** GIVEN PROBLEM **
Only the number is wanted: how many lines contain "italy"?

** DATA EXCERPTS **
------------------------
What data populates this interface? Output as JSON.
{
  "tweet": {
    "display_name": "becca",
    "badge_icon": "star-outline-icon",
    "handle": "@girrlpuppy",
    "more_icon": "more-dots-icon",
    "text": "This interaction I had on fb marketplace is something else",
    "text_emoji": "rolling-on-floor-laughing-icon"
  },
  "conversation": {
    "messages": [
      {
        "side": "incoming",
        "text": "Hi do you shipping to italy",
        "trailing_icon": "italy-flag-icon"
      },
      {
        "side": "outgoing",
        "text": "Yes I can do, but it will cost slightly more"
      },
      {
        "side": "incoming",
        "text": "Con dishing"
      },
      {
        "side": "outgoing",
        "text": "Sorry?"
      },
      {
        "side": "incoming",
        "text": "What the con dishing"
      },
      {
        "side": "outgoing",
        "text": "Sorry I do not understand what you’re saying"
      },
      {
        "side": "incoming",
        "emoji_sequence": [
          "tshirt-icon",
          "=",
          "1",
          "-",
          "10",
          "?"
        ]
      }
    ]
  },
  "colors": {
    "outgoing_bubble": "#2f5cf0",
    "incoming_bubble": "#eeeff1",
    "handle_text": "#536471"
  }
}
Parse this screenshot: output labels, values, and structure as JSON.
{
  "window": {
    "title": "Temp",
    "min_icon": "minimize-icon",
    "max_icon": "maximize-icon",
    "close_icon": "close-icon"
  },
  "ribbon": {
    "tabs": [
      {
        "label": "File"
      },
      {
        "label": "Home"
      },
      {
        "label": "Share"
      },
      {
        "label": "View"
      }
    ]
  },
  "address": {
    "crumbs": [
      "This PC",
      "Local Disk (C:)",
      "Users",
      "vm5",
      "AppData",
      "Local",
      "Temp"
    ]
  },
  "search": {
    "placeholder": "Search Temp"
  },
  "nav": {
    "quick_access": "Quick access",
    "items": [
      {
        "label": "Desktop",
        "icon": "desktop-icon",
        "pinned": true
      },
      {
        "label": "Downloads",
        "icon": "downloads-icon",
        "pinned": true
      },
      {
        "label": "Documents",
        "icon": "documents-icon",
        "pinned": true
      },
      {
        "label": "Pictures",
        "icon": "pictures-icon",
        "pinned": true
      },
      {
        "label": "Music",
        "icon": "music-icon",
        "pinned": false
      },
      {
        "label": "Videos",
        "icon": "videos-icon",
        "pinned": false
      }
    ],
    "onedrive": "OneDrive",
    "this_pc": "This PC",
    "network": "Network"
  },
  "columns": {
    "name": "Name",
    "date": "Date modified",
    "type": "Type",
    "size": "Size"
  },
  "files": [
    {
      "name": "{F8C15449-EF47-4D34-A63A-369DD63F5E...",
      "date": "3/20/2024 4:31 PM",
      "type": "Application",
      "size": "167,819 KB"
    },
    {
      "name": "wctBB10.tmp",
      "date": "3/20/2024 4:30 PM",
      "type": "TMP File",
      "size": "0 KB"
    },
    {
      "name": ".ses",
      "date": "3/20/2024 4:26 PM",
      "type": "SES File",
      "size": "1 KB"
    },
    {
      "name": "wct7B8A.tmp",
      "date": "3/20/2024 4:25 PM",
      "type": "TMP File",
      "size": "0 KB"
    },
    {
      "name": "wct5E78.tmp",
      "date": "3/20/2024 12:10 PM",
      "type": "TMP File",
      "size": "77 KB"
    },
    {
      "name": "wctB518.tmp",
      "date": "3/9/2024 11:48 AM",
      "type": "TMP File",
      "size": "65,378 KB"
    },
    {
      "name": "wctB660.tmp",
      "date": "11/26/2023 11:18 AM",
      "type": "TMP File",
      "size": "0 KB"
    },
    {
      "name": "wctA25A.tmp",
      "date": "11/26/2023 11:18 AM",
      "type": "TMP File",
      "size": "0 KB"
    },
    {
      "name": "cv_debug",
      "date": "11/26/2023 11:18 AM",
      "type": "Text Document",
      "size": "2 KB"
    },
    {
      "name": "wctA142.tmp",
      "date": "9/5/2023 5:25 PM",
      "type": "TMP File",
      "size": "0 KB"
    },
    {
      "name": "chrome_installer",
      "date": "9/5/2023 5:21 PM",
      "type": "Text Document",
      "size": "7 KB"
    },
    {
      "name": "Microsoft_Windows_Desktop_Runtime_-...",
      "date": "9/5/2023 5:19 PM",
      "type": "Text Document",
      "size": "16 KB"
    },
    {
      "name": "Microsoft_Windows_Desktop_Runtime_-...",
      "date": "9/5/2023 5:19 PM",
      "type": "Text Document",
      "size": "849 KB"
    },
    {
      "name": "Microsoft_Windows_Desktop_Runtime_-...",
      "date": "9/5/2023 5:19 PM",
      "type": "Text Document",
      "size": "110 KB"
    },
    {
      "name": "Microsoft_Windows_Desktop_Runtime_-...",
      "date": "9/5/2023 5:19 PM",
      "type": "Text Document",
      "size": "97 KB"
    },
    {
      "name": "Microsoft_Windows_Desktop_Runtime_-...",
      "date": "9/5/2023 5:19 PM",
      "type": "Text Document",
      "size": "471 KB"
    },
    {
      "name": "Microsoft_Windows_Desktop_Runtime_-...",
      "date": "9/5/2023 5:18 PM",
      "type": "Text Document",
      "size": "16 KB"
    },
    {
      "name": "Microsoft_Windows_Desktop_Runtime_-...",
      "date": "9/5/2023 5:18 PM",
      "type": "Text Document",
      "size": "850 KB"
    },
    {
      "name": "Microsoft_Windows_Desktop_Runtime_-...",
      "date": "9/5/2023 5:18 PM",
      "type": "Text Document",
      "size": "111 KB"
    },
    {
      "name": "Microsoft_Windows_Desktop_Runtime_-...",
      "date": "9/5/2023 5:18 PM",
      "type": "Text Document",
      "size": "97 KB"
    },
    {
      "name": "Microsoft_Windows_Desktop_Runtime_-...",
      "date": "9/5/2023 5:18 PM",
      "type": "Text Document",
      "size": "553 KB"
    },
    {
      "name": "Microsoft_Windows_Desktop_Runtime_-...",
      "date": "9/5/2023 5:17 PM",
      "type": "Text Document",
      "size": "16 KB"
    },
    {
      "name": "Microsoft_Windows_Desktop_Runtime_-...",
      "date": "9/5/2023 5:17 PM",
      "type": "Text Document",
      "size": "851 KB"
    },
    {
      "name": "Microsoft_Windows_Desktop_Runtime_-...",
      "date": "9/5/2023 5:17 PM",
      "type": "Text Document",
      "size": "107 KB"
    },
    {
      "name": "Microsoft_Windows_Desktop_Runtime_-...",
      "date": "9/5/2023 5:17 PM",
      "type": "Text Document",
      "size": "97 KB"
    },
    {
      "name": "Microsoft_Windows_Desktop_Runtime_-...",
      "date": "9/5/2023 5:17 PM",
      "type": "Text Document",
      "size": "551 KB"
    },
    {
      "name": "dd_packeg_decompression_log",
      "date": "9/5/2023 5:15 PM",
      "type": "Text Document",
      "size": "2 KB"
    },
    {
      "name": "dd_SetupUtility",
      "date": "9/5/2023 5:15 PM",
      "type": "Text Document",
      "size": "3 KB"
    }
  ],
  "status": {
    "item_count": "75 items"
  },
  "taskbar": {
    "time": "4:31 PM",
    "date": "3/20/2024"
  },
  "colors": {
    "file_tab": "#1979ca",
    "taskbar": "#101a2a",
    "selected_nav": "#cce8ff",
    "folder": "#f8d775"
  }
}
------------------------
** RESULT **
2